begin STORED DATA
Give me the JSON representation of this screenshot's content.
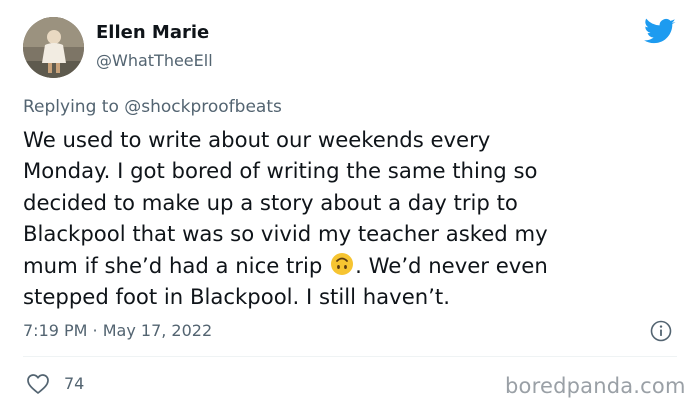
{
  "author": {
    "name": "Ellen Marie",
    "handle": "@WhatTheeEll"
  },
  "reply_context": {
    "prefix": "Replying to",
    "mention": "@shockproofbeats"
  },
  "tweet": {
    "lines": [
      "We used to write about our weekends every",
      "Monday. I got bored of writing the same thing so",
      "decided to make up a story about a day trip to",
      "Blackpool that was so vivid my teacher asked my",
      "mum if she’d had a nice trip",
      ". We’d never even",
      "stepped foot in Blackpool. I still haven’t."
    ],
    "emoji": "upside-down-face"
  },
  "meta": {
    "timestamp": "7:19 PM · May 17, 2022"
  },
  "engagement": {
    "likes": "74"
  },
  "watermark": "boredpanda.com",
  "colors": {
    "twitter_blue": "#1d9bf0",
    "secondary_text": "#536471",
    "watermark": "#9aa0a6",
    "emoji_yellow": "#f6c431"
  },
  "icons": [
    "twitter-bird-icon",
    "info-icon",
    "heart-icon",
    "upside-down-face-emoji"
  ]
}
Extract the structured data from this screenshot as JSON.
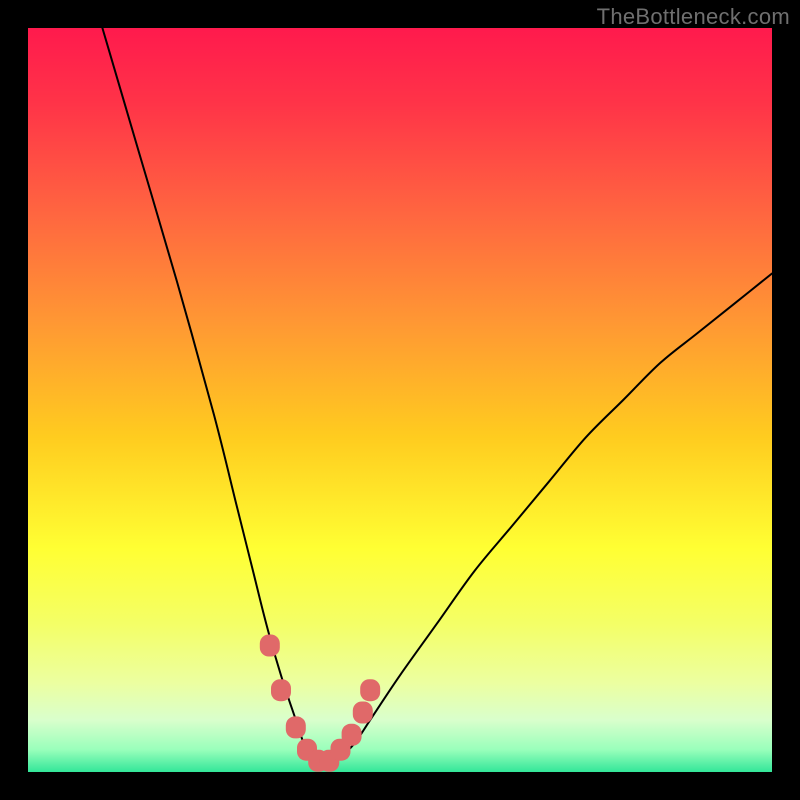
{
  "watermark": "TheBottleneck.com",
  "colors": {
    "frame": "#000000",
    "watermark_text": "#6f6f6f",
    "curve_stroke": "#000000",
    "marker_fill": "#e06969",
    "gradient_stops": [
      {
        "offset": 0.0,
        "color": "#ff1a4d"
      },
      {
        "offset": 0.1,
        "color": "#ff3348"
      },
      {
        "offset": 0.25,
        "color": "#ff6640"
      },
      {
        "offset": 0.4,
        "color": "#ff9933"
      },
      {
        "offset": 0.55,
        "color": "#ffcc1f"
      },
      {
        "offset": 0.7,
        "color": "#ffff33"
      },
      {
        "offset": 0.8,
        "color": "#f4ff66"
      },
      {
        "offset": 0.88,
        "color": "#ecffa0"
      },
      {
        "offset": 0.93,
        "color": "#d9ffcc"
      },
      {
        "offset": 0.97,
        "color": "#99ffbb"
      },
      {
        "offset": 1.0,
        "color": "#33e699"
      }
    ]
  },
  "chart_data": {
    "type": "line",
    "title": "",
    "xlabel": "",
    "ylabel": "",
    "xlim": [
      0,
      100
    ],
    "ylim": [
      0,
      100
    ],
    "series": [
      {
        "name": "bottleneck-curve",
        "x": [
          10,
          15,
          20,
          25,
          28,
          30,
          32,
          34,
          36,
          37,
          38,
          39,
          40,
          42,
          44,
          46,
          50,
          55,
          60,
          65,
          70,
          75,
          80,
          85,
          90,
          95,
          100
        ],
        "y": [
          100,
          83,
          66,
          48,
          36,
          28,
          20,
          13,
          7,
          4,
          2,
          1,
          1,
          2,
          4,
          7,
          13,
          20,
          27,
          33,
          39,
          45,
          50,
          55,
          59,
          63,
          67
        ]
      }
    ],
    "markers": {
      "name": "highlight-region",
      "x": [
        32.5,
        34,
        36,
        37.5,
        39,
        40.5,
        42,
        43.5,
        45,
        46
      ],
      "y": [
        17,
        11,
        6,
        3,
        1.5,
        1.5,
        3,
        5,
        8,
        11
      ]
    }
  }
}
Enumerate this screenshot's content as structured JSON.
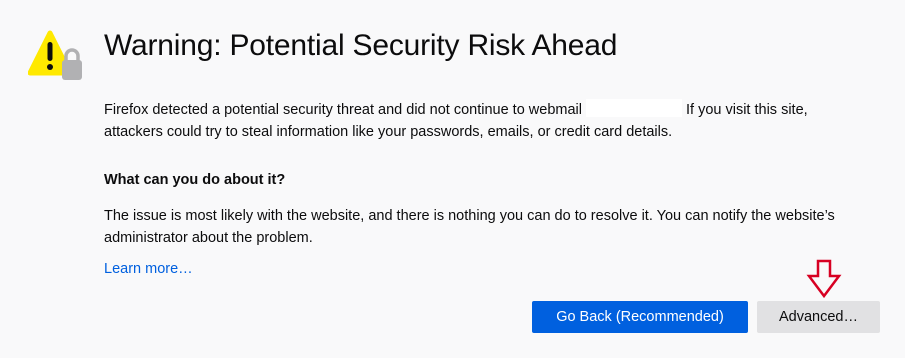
{
  "heading": {
    "title": "Warning: Potential Security Risk Ahead"
  },
  "intro": {
    "part1": "Firefox detected a potential security threat and did not continue to webmail",
    "part2": "If you visit this site, attackers could try to steal information like your passwords, emails, or credit card details."
  },
  "section": {
    "question": "What can you do about it?",
    "explanation": "The issue is most likely with the website, and there is nothing you can do to resolve it. You can notify the website’s administrator about the problem."
  },
  "links": {
    "learn_more": "Learn more…"
  },
  "buttons": {
    "go_back": "Go Back (Recommended)",
    "advanced": "Advanced…"
  },
  "icons": {
    "warning": "warning-triangle-icon",
    "lock": "lock-icon",
    "arrow": "down-arrow-icon"
  },
  "colors": {
    "primary_button": "#0060df",
    "secondary_button": "#e1e1e3",
    "warning_yellow": "#ffe900",
    "arrow_red": "#d70022",
    "background": "#f9f9fa"
  }
}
end STORED DATA
WHAT THE TASK ASKS: From the records given above, copy all lines containing "trip".

EXERCISE SOLUTION:
      "decided to make up a story about a day trip to",
      "mum if she’d had a nice trip",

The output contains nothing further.